▸ **MATERIAL**:

- - -

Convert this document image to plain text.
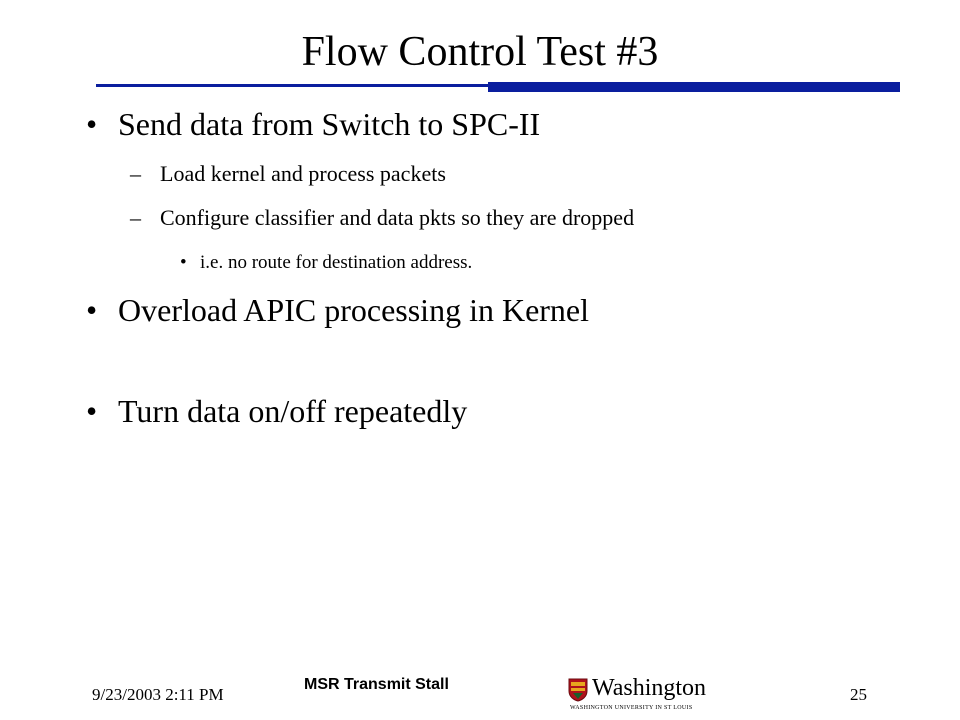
Flow Control Test #3
• Send data from Switch to SPC-II
– Load kernel and process packets
– Configure classifier and data pkts so they are dropped
• i.e. no route for destination address.
• Overload APIC processing in Kernel
• Turn data on/off repeatedly
9/23/2003 2:11 PM
MSR Transmit Stall	Washington
WASHINGTON UNIVERSITY IN ST LOUIS
25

- - -

Repeat the material verbatim. Do not carry over any picture.

Convert this document image to plain text.
Flow Control Test #3
• Send data from Switch to SPC-II
– Load kernel and process packets
– Configure classifier and data pkts so they are dropped
• i.e. no route for destination address.
• Overload APIC processing in Kernel
• Turn data on/off repeatedly
9/23/2003 2:11 PM
MSR Transmit Stall	Washington
WASHINGTON UNIVERSITY IN ST LOUIS
25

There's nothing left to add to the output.